▸ Written request A: Copy the records excerpted from a collection below word for word, leaving out the pictures.

:: Text excerpt

The merged company, to be called Live Nation Entertainment, could monopolize the concert industry. It would combine not only the world’s largest ticket seller and the world’s largest management company with the world’s largest concert promoter and the world’s largest venue operator but also the interests of Azoff; Rapino; Barry Diller, who is reportedly slated to become the chairman of the new company; John Malone, the chairman of the cable operator Liberty Global, which is a major Ticketmaster shareholder; and Ariel Emanuel, a prominent Hollywood agent who is a member of the board of Live Nation and the brother of Rahm Emanuel, President Obama’s chief of staff. In theory, Live Nation Entertainment could compete unfairly with AEG Live, the second-largest concert promoter, which was started by the Denver-based billionaire Phil Anschutz in 2005, and with the handful of remaining independent promoters, such as John Scher, who had declined to sell to Sillerman back in the nineties. As both manager and promoter, the company could deny its superstar acts to venues that refuse to use its promotional and ticket-selling services. Ticketmaster maintains that the new merger won’t be anti-competitive, because new ticketing technology allows independent promoters and venues to ticket their own shows, and that the managers’ interests will reflect the artists’ wishes.

::::
:: Extracted records

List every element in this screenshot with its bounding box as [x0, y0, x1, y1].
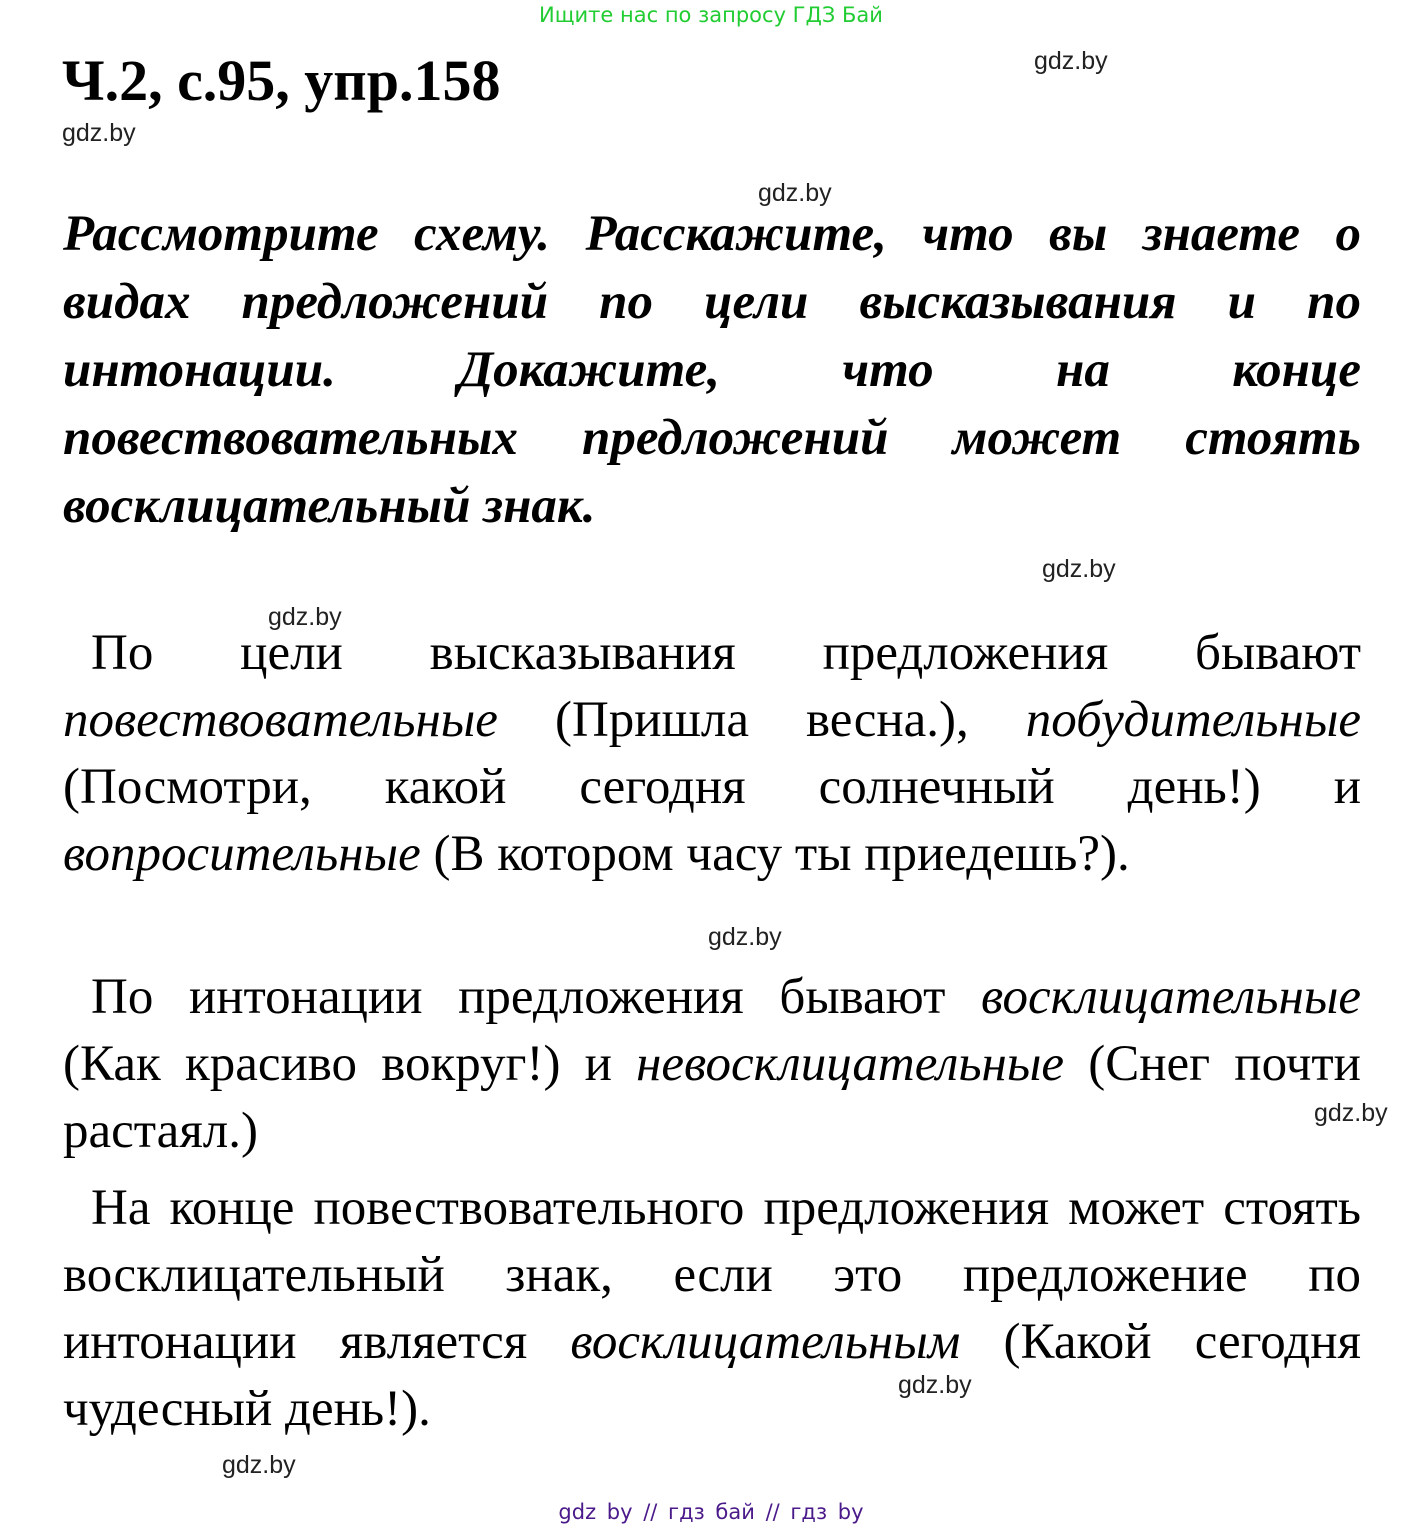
answer-text: По интонации предложения бывают: [91, 969, 982, 1025]
watermark: gdz.by: [898, 1371, 972, 1399]
answer-text: (В котором часу ты приедешь?).: [420, 826, 1130, 882]
watermark: gdz.by: [1314, 1099, 1388, 1127]
answer-text: (Какой сегодня чудесный день!).: [63, 1314, 1361, 1437]
watermark: gdz.by: [62, 119, 136, 147]
answer-paragraph-purpose: [63, 620, 1361, 888]
watermark: gdz.by: [268, 603, 342, 631]
term-exclamatory: восклицательным: [570, 1314, 961, 1370]
answer-text: (Как красиво вокруг!) и: [63, 1036, 637, 1092]
term-narrative: повествовательные: [63, 692, 498, 748]
watermark: gdz.by: [222, 1451, 296, 1479]
answer-text: На конце повествовательного предложения может стоять восклицательный знак, если это предложение по интонации является: [63, 1180, 1361, 1370]
exercise-heading: Ч.2, с.95, упр.158: [62, 48, 501, 113]
answer-text: По цели высказывания предложения бывают: [91, 625, 1361, 681]
term-imperative: побудительные: [1025, 692, 1361, 748]
watermark: gdz.by: [708, 923, 782, 951]
watermark: gdz.by: [1042, 555, 1116, 583]
footer-links: gdz by // гдз бай // гдз by: [558, 1500, 864, 1524]
term-exclamatory: восклицательные: [981, 969, 1361, 1025]
answer-paragraph-intonation: [63, 964, 1361, 1165]
watermark: gdz.by: [1034, 47, 1108, 75]
task-text: Рассмотрите схему. Расскажите, что вы знаете о видах предложений по цели высказывания и по интонации. Докажите, что на конце повествовательных предложений может стоять восклицательный знак.: [63, 206, 1361, 534]
answer-text: (Пришла весна.),: [497, 692, 1026, 748]
answer-text: (Снег почти растаял.): [63, 1036, 1361, 1159]
answer-paragraph-conclusion: [63, 1175, 1361, 1443]
watermark: gdz.by: [758, 179, 832, 207]
answer-text: (Посмотри, какой сегодня солнечный день!) и: [63, 759, 1361, 815]
term-non-exclamatory: невосклицательные: [636, 1036, 1065, 1092]
term-interrogative: вопросительные: [63, 826, 421, 882]
search-banner: Ищите нас по запросу ГДЗ Бай: [539, 3, 883, 27]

::::

▸ Written request B: Name every company mentioned in the text above about the concert-industry merger.

▸ Final result A:
List every element in this screenshot with its bounding box as [x0, y0, x1, y1].
answer-text: По интонации предложения бывают: [91, 969, 982, 1025]
watermark: gdz.by: [898, 1371, 972, 1399]
answer-text: (В котором часу ты приедешь?).: [420, 826, 1130, 882]
watermark: gdz.by: [1314, 1099, 1388, 1127]
answer-text: (Какой сегодня чудесный день!).: [63, 1314, 1361, 1437]
watermark: gdz.by: [62, 119, 136, 147]
answer-paragraph-purpose: [63, 620, 1361, 888]
watermark: gdz.by: [268, 603, 342, 631]
term-exclamatory: восклицательным: [570, 1314, 961, 1370]
answer-text: (Как красиво вокруг!) и: [63, 1036, 637, 1092]
term-narrative: повествовательные: [63, 692, 498, 748]
watermark: gdz.by: [222, 1451, 296, 1479]
answer-text: На конце повествовательного предложения может стоять восклицательный знак, если это предложение по интонации является: [63, 1180, 1361, 1370]
exercise-heading: Ч.2, с.95, упр.158: [62, 48, 501, 113]
answer-text: По цели высказывания предложения бывают: [91, 625, 1361, 681]
term-imperative: побудительные: [1025, 692, 1361, 748]
watermark: gdz.by: [708, 923, 782, 951]
watermark: gdz.by: [1042, 555, 1116, 583]
footer-links: gdz by // гдз бай // гдз by: [558, 1500, 864, 1524]
term-exclamatory: восклицательные: [981, 969, 1361, 1025]
answer-paragraph-intonation: [63, 964, 1361, 1165]
watermark: gdz.by: [1034, 47, 1108, 75]
task-text: Рассмотрите схему. Расскажите, что вы знаете о видах предложений по цели высказывания и по интонации. Докажите, что на конце повествовательных предложений может стоять восклицательный знак.: [63, 206, 1361, 534]
answer-text: (Пришла весна.),: [497, 692, 1026, 748]
answer-text: (Снег почти растаял.): [63, 1036, 1361, 1159]
answer-paragraph-conclusion: [63, 1175, 1361, 1443]
watermark: gdz.by: [758, 179, 832, 207]
answer-text: (Посмотри, какой сегодня солнечный день!) и: [63, 759, 1361, 815]
term-non-exclamatory: невосклицательные: [636, 1036, 1065, 1092]
term-interrogative: вопросительные: [63, 826, 421, 882]
search-banner: Ищите нас по запросу ГДЗ Бай: [539, 3, 883, 27]

▸ Final result B: Live Nation Entertainment, Live Nation, Ticketmaster, Liberty Global, AEG Live